▸ Request: From the entries provided below, copy each line that contains the word "相城区减少".

▸ Dataset entries:
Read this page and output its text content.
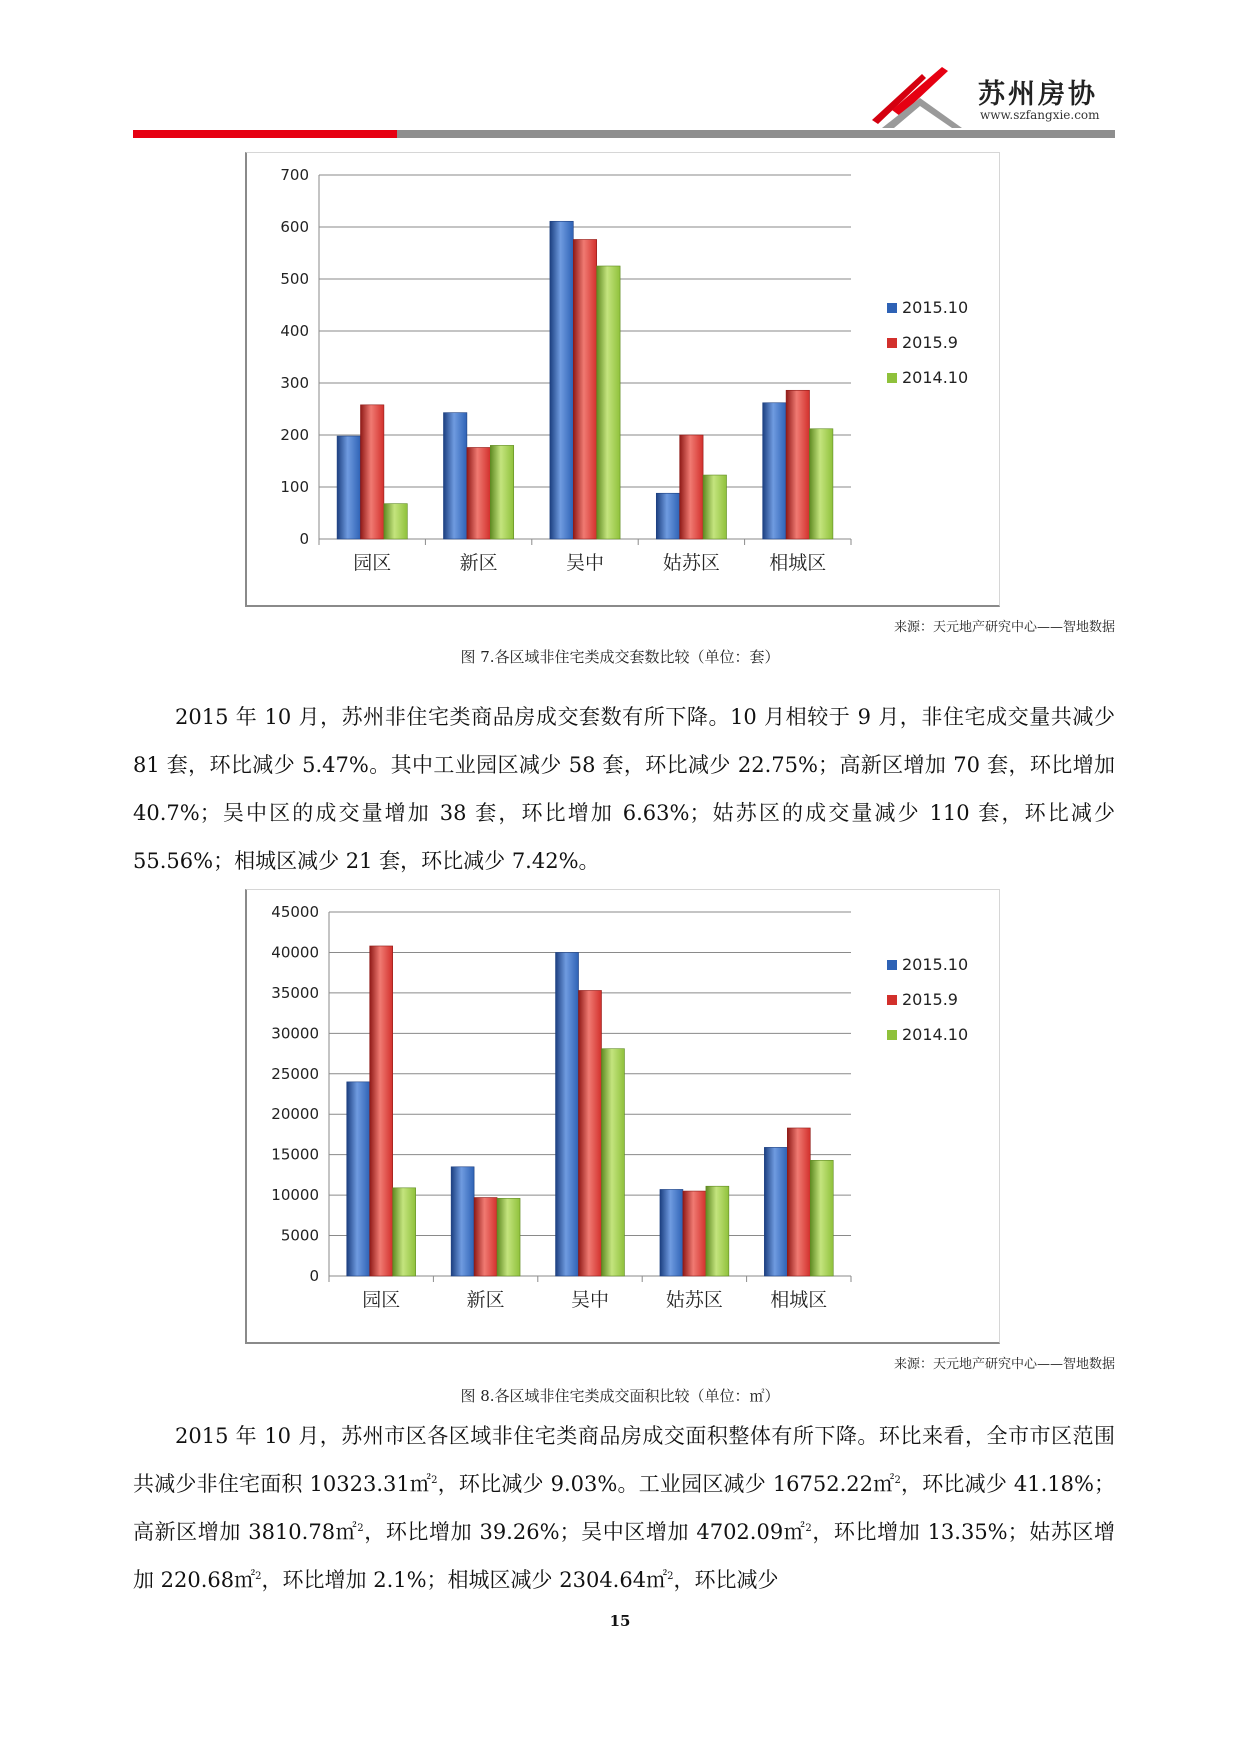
苏州房协
www.szfangxie.com
0
100
200
300
400
500
600
700
园区	新区	吴中	姑苏区	相城区
2015.10
2015.9
2014.10
来源：天元地产研究中心——智地数据
图 7.各区域非住宅类成交套数比较（单位：套）
2015 年 10 月，苏州非住宅类商品房成交套数有所下降。10 月相较于 9 月，非住宅成交量共减少 81 套，环比减少 5.47%。其中工业园区减少 58 套，环比减少 22.75%；高新区增加 70 套，环比增加 40.7%；吴中区的成交量增加 38 套，环比增加 6.63%；姑苏区的成交量减少 110 套，环比减少 55.56%；相城区减少 21 套，环比减少 7.42%。
0
5000
10000
15000
20000
25000
30000
35000
40000
45000
园区	新区	吴中	姑苏区 相城区
2015.10
2015.9
2014.10
来源：天元地产研究中心——智地数据
图 8.各区域非住宅类成交面积比较（单位：㎡）
2015 年 10 月，苏州市区各区域非住宅类商品房成交面积整体有所下降。环比来看，全市市区范围共减少非住宅面积 10323.31㎡$^2$，环比减少 9.03%。工业园区减少 16752.22㎡$^2$，环比减少 41.18%；高新区增加 3810.78㎡$^2$，环比增加 39.26%；吴中区增加 4702.09㎡$^2$，环比增加 13.35%；姑苏区增加 220.68㎡$^2$，环比增加 2.1%；相城区减少 2304.64㎡$^2$，环比减少
15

▸ Output of the exercise:
2015 年 10 月，苏州非住宅类商品房成交套数有所下降。10 月相较于 9 月，非住宅成交量共减少 81 套，环比减少 5.47%。其中工业园区减少 58 套，环比减少 22.75%；高新区增加 70 套，环比增加 40.7%；吴中区的成交量增加 38 套，环比增加 6.63%；姑苏区的成交量减少 110 套，环比减少 55.56%；相城区减少 21 套，环比减少 7.42%。
2015 年 10 月，苏州市区各区域非住宅类商品房成交面积整体有所下降。环比来看，全市市区范围共减少非住宅面积 10323.31㎡$^2$，环比减少 9.03%。工业园区减少 16752.22㎡$^2$，环比减少 41.18%；高新区增加 3810.78㎡$^2$，环比增加 39.26%；吴中区增加 4702.09㎡$^2$，环比增加 13.35%；姑苏区增加 220.68㎡$^2$，环比增加 2.1%；相城区减少 2304.64㎡$^2$，环比减少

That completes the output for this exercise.